---------- Data listing ----------

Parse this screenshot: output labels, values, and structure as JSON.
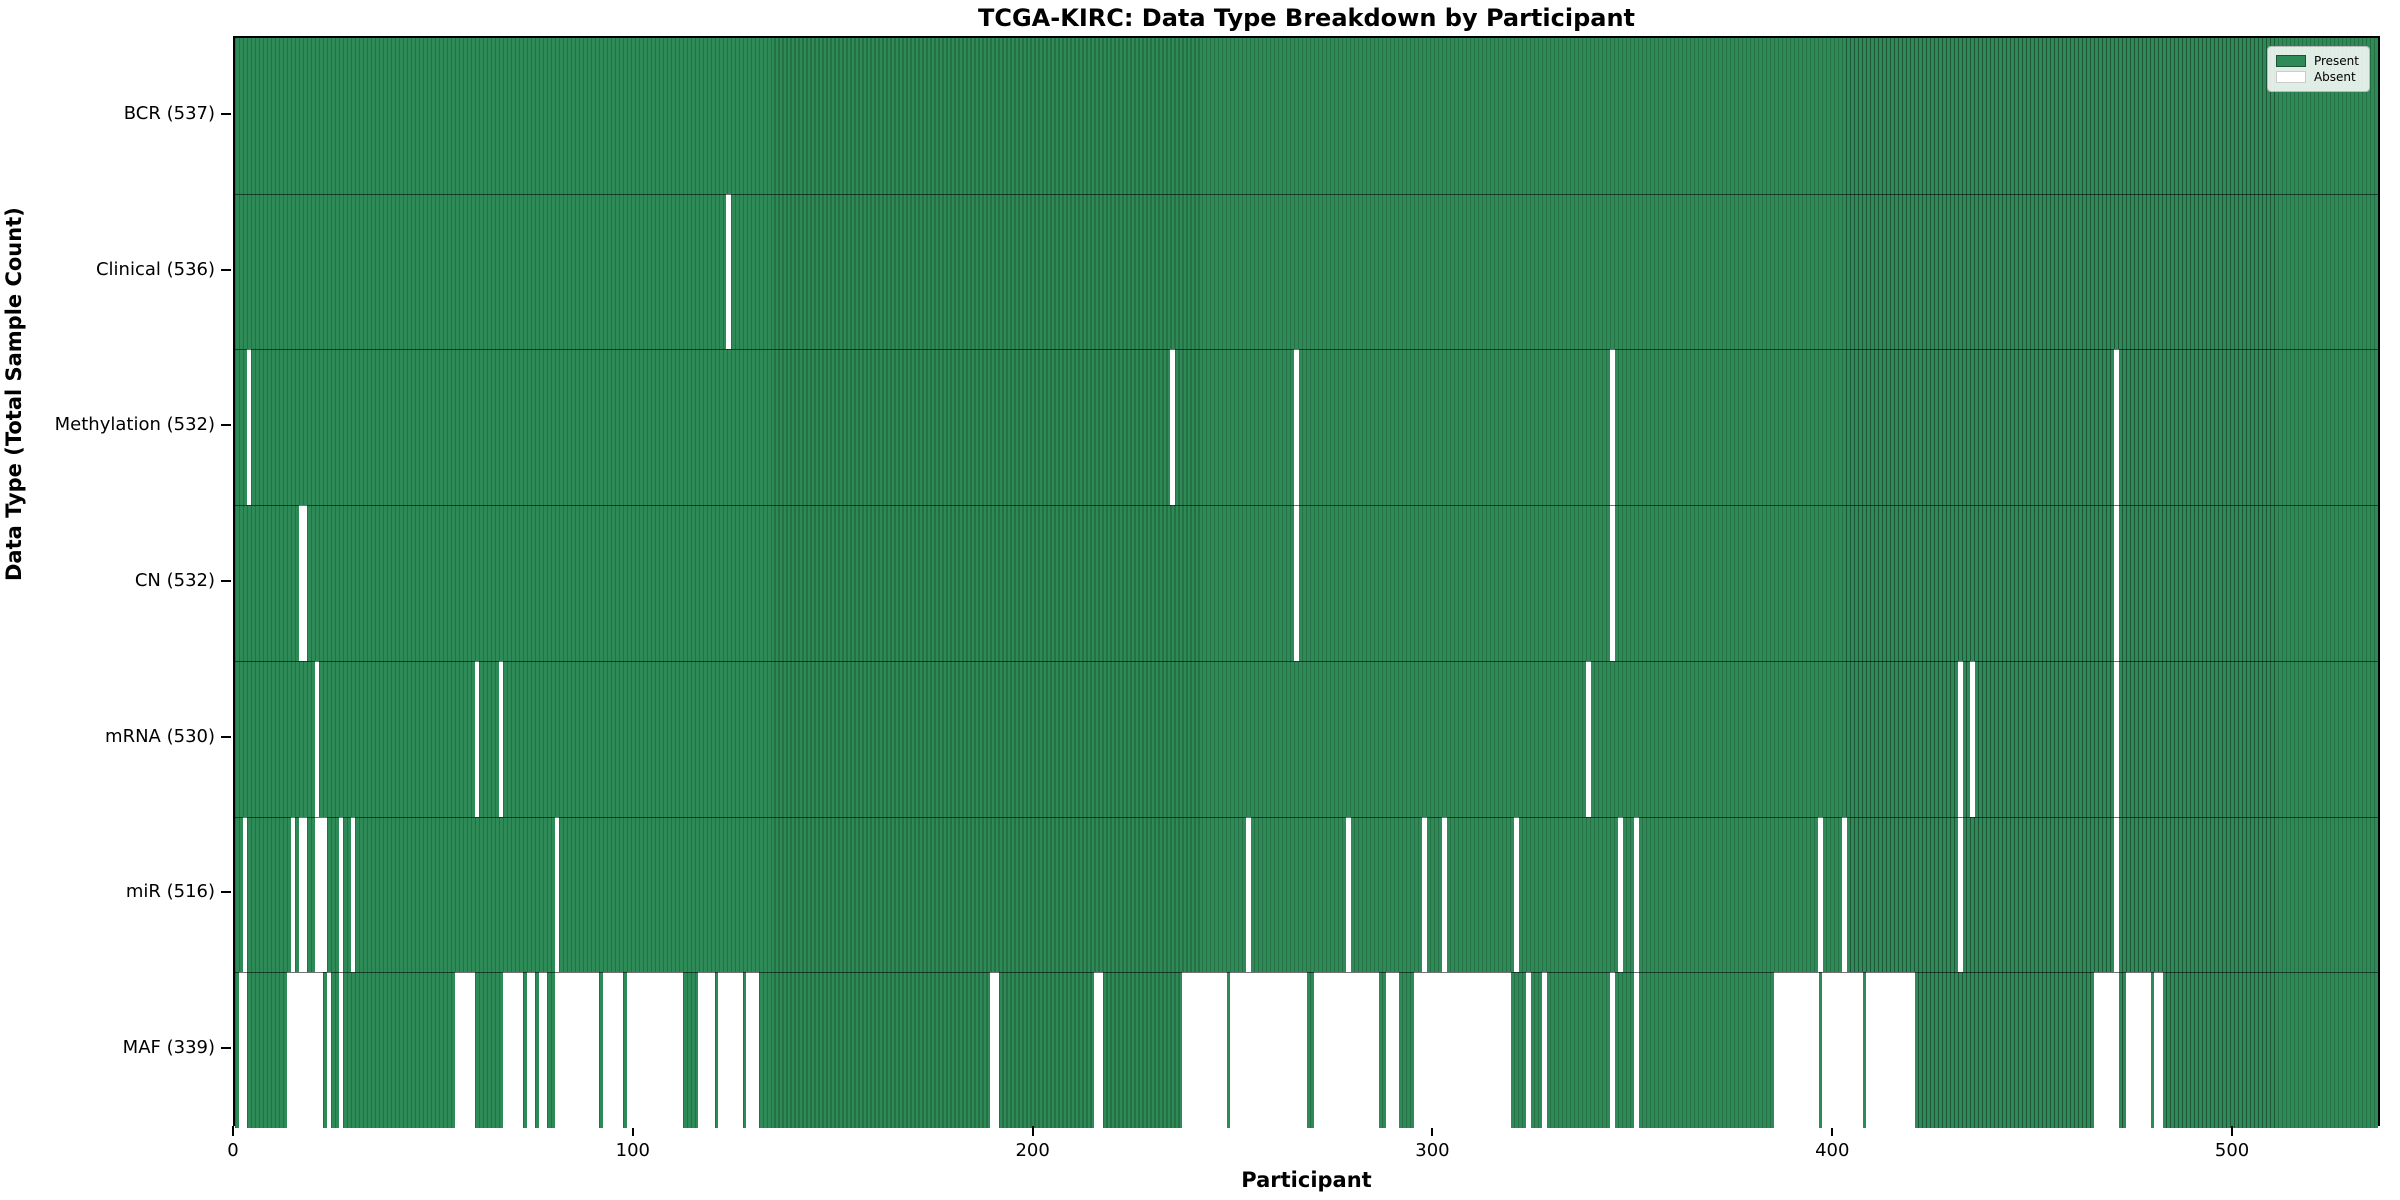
{
  "chart_data": {
    "type": "heatmap",
    "title": "TCGA-KIRC: Data Type Breakdown by Participant",
    "xlabel": "Participant",
    "ylabel": "Data Type (Total Sample Count)",
    "n_participants": 537,
    "x_ticks": [
      0,
      100,
      200,
      300,
      400,
      500
    ],
    "legend_position": "upper right",
    "grid": false,
    "legend": [
      {
        "label": "Present",
        "color": "#2e8b57"
      },
      {
        "label": "Absent",
        "color": "#ffffff"
      }
    ],
    "present_edge_color": "#1c5434",
    "rows": [
      {
        "label": "BCR (537)",
        "name": "BCR",
        "total": 537,
        "absent_ranges": []
      },
      {
        "label": "Clinical (536)",
        "name": "Clinical",
        "total": 536,
        "absent_ranges": [
          [
            123,
            123
          ]
        ]
      },
      {
        "label": "Methylation (532)",
        "name": "Methylation",
        "total": 532,
        "absent_ranges": [
          [
            3,
            3
          ],
          [
            234,
            234
          ],
          [
            265,
            265
          ],
          [
            344,
            344
          ],
          [
            470,
            470
          ]
        ]
      },
      {
        "label": "CN (532)",
        "name": "CN",
        "total": 532,
        "absent_ranges": [
          [
            16,
            17
          ],
          [
            265,
            265
          ],
          [
            344,
            344
          ],
          [
            470,
            470
          ]
        ]
      },
      {
        "label": "mRNA (530)",
        "name": "mRNA",
        "total": 530,
        "absent_ranges": [
          [
            20,
            20
          ],
          [
            60,
            60
          ],
          [
            66,
            66
          ],
          [
            338,
            338
          ],
          [
            431,
            431
          ],
          [
            434,
            434
          ],
          [
            470,
            470
          ]
        ]
      },
      {
        "label": "miR (516)",
        "name": "miR",
        "total": 516,
        "absent_ranges": [
          [
            2,
            2
          ],
          [
            14,
            14
          ],
          [
            16,
            17
          ],
          [
            20,
            22
          ],
          [
            26,
            26
          ],
          [
            29,
            29
          ],
          [
            80,
            80
          ],
          [
            253,
            253
          ],
          [
            278,
            278
          ],
          [
            297,
            297
          ],
          [
            302,
            302
          ],
          [
            320,
            320
          ],
          [
            346,
            346
          ],
          [
            350,
            350
          ],
          [
            396,
            396
          ],
          [
            402,
            402
          ],
          [
            431,
            431
          ],
          [
            470,
            470
          ]
        ]
      },
      {
        "label": "MAF (339)",
        "name": "MAF",
        "total": 339,
        "absent_ranges": [
          [
            1,
            2
          ],
          [
            13,
            21
          ],
          [
            23,
            23
          ],
          [
            26,
            26
          ],
          [
            55,
            59
          ],
          [
            67,
            71
          ],
          [
            73,
            74
          ],
          [
            76,
            77
          ],
          [
            80,
            90
          ],
          [
            92,
            96
          ],
          [
            98,
            111
          ],
          [
            116,
            119
          ],
          [
            121,
            126
          ],
          [
            128,
            130
          ],
          [
            189,
            190
          ],
          [
            215,
            216
          ],
          [
            237,
            247
          ],
          [
            249,
            267
          ],
          [
            270,
            285
          ],
          [
            288,
            290
          ],
          [
            295,
            318
          ],
          [
            323,
            323
          ],
          [
            327,
            327
          ],
          [
            344,
            344
          ],
          [
            350,
            350
          ],
          [
            385,
            395
          ],
          [
            397,
            406
          ],
          [
            408,
            419
          ],
          [
            465,
            470
          ],
          [
            473,
            478
          ],
          [
            480,
            481
          ]
        ]
      }
    ]
  }
}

----------

Problem statement
Transcribe the records above verbatim. Do not carry over any picture.

Response area
Parse this screenshot: output labels, values, and structure as JSON.
{
  "chart_data": {
    "type": "heatmap",
    "title": "TCGA-KIRC: Data Type Breakdown by Participant",
    "xlabel": "Participant",
    "ylabel": "Data Type (Total Sample Count)",
    "n_participants": 537,
    "x_ticks": [
      0,
      100,
      200,
      300,
      400,
      500
    ],
    "legend_position": "upper right",
    "grid": false,
    "legend": [
      {
        "label": "Present",
        "color": "#2e8b57"
      },
      {
        "label": "Absent",
        "color": "#ffffff"
      }
    ],
    "present_edge_color": "#1c5434",
    "rows": [
      {
        "label": "BCR (537)",
        "name": "BCR",
        "total": 537,
        "absent_ranges": []
      },
      {
        "label": "Clinical (536)",
        "name": "Clinical",
        "total": 536,
        "absent_ranges": [
          [
            123,
            123
          ]
        ]
      },
      {
        "label": "Methylation (532)",
        "name": "Methylation",
        "total": 532,
        "absent_ranges": [
          [
            3,
            3
          ],
          [
            234,
            234
          ],
          [
            265,
            265
          ],
          [
            344,
            344
          ],
          [
            470,
            470
          ]
        ]
      },
      {
        "label": "CN (532)",
        "name": "CN",
        "total": 532,
        "absent_ranges": [
          [
            16,
            17
          ],
          [
            265,
            265
          ],
          [
            344,
            344
          ],
          [
            470,
            470
          ]
        ]
      },
      {
        "label": "mRNA (530)",
        "name": "mRNA",
        "total": 530,
        "absent_ranges": [
          [
            20,
            20
          ],
          [
            60,
            60
          ],
          [
            66,
            66
          ],
          [
            338,
            338
          ],
          [
            431,
            431
          ],
          [
            434,
            434
          ],
          [
            470,
            470
          ]
        ]
      },
      {
        "label": "miR (516)",
        "name": "miR",
        "total": 516,
        "absent_ranges": [
          [
            2,
            2
          ],
          [
            14,
            14
          ],
          [
            16,
            17
          ],
          [
            20,
            22
          ],
          [
            26,
            26
          ],
          [
            29,
            29
          ],
          [
            80,
            80
          ],
          [
            253,
            253
          ],
          [
            278,
            278
          ],
          [
            297,
            297
          ],
          [
            302,
            302
          ],
          [
            320,
            320
          ],
          [
            346,
            346
          ],
          [
            350,
            350
          ],
          [
            396,
            396
          ],
          [
            402,
            402
          ],
          [
            431,
            431
          ],
          [
            470,
            470
          ]
        ]
      },
      {
        "label": "MAF (339)",
        "name": "MAF",
        "total": 339,
        "absent_ranges": [
          [
            1,
            2
          ],
          [
            13,
            21
          ],
          [
            23,
            23
          ],
          [
            26,
            26
          ],
          [
            55,
            59
          ],
          [
            67,
            71
          ],
          [
            73,
            74
          ],
          [
            76,
            77
          ],
          [
            80,
            90
          ],
          [
            92,
            96
          ],
          [
            98,
            111
          ],
          [
            116,
            119
          ],
          [
            121,
            126
          ],
          [
            128,
            130
          ],
          [
            189,
            190
          ],
          [
            215,
            216
          ],
          [
            237,
            247
          ],
          [
            249,
            267
          ],
          [
            270,
            285
          ],
          [
            288,
            290
          ],
          [
            295,
            318
          ],
          [
            323,
            323
          ],
          [
            327,
            327
          ],
          [
            344,
            344
          ],
          [
            350,
            350
          ],
          [
            385,
            395
          ],
          [
            397,
            406
          ],
          [
            408,
            419
          ],
          [
            465,
            470
          ],
          [
            473,
            478
          ],
          [
            480,
            481
          ]
        ]
      }
    ]
  }
}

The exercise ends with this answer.